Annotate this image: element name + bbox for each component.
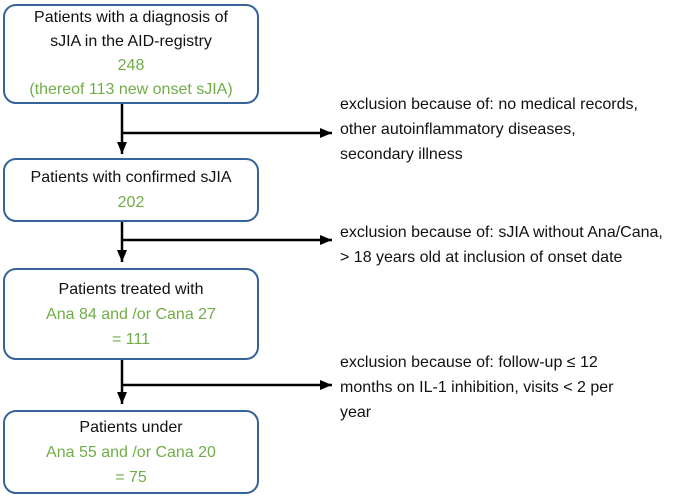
exclusion-text-line: exclusion because of: follow-up ≤ 12 [340, 354, 598, 371]
box-text-line: Patients treated with [58, 280, 204, 298]
box-text-line: Patients with a diagnosis of [34, 9, 228, 26]
flow-box-confirmed: Patients with confirmed sJIA 202 [3, 158, 259, 222]
box-text-line: Patients with confirmed sJIA [30, 169, 232, 186]
patient-count: = 111 [111, 330, 151, 348]
box-text-line: Patients under [79, 418, 183, 436]
box-text-line: sJIA in the AID-registry [50, 33, 212, 50]
exclusion-text-line: months on IL-1 inhibition, visits < 2 pe… [340, 379, 614, 396]
exclusion-text-line: year [340, 404, 372, 421]
flow-box-under-treatment: Patients under Ana 55 and /or Cana 20 = … [3, 410, 259, 494]
exclusion-note-3: exclusion because of: follow-up ≤ 12 mon… [340, 350, 685, 425]
box-text-line: Ana 55 and /or Cana 20 [46, 443, 216, 461]
box-text-line: Ana 84 and /or Cana 27 [46, 305, 216, 323]
patient-count: 248 [117, 57, 145, 74]
exclusion-text-line: exclusion because of: no medical records… [340, 96, 638, 113]
flow-box-diagnosis: Patients with a diagnosis of sJIA in the… [3, 4, 259, 104]
exclusion-note-2: exclusion because of: sJIA without Ana/C… [340, 220, 685, 270]
exclusion-text-line: exclusion because of: sJIA without Ana/C… [340, 224, 663, 241]
exclusion-text-line: > 18 years old at inclusion of onset dat… [340, 249, 623, 266]
exclusion-text-line: secondary illness [340, 146, 463, 163]
flow-box-treated: Patients treated with Ana 84 and /or Can… [3, 268, 259, 360]
exclusion-note-1: exclusion because of: no medical records… [340, 92, 685, 167]
box-text-line: (thereof 113 new onset sJIA) [29, 81, 233, 98]
exclusion-text-line: other autoinflammatory diseases, [340, 121, 576, 138]
patient-count: 202 [117, 194, 145, 211]
patient-count: = 75 [115, 468, 147, 486]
########################################
Write the material out again exactly. Skip each picture.

Annotate this image: element name + bbox for each component.
exclusion-text-line: exclusion because of: follow-up ≤ 12 [340, 354, 598, 371]
box-text-line: Patients treated with [58, 280, 204, 298]
box-text-line: Patients with a diagnosis of [34, 9, 228, 26]
flow-box-confirmed: Patients with confirmed sJIA 202 [3, 158, 259, 222]
box-text-line: Patients with confirmed sJIA [30, 169, 232, 186]
patient-count: = 111 [111, 330, 151, 348]
box-text-line: Patients under [79, 418, 183, 436]
box-text-line: sJIA in the AID-registry [50, 33, 212, 50]
exclusion-text-line: months on IL-1 inhibition, visits < 2 pe… [340, 379, 614, 396]
exclusion-text-line: year [340, 404, 372, 421]
flow-box-under-treatment: Patients under Ana 55 and /or Cana 20 = … [3, 410, 259, 494]
exclusion-note-3: exclusion because of: follow-up ≤ 12 mon… [340, 350, 685, 425]
box-text-line: Ana 55 and /or Cana 20 [46, 443, 216, 461]
box-text-line: Ana 84 and /or Cana 27 [46, 305, 216, 323]
patient-count: 248 [117, 57, 145, 74]
exclusion-text-line: exclusion because of: no medical records… [340, 96, 638, 113]
flow-box-diagnosis: Patients with a diagnosis of sJIA in the… [3, 4, 259, 104]
exclusion-note-2: exclusion because of: sJIA without Ana/C… [340, 220, 685, 270]
exclusion-text-line: exclusion because of: sJIA without Ana/C… [340, 224, 663, 241]
exclusion-text-line: > 18 years old at inclusion of onset dat… [340, 249, 623, 266]
exclusion-text-line: secondary illness [340, 146, 463, 163]
flow-box-treated: Patients treated with Ana 84 and /or Can… [3, 268, 259, 360]
exclusion-note-1: exclusion because of: no medical records… [340, 92, 685, 167]
box-text-line: (thereof 113 new onset sJIA) [29, 81, 233, 98]
exclusion-text-line: other autoinflammatory diseases, [340, 121, 576, 138]
patient-count: 202 [117, 194, 145, 211]
patient-count: = 75 [115, 468, 147, 486]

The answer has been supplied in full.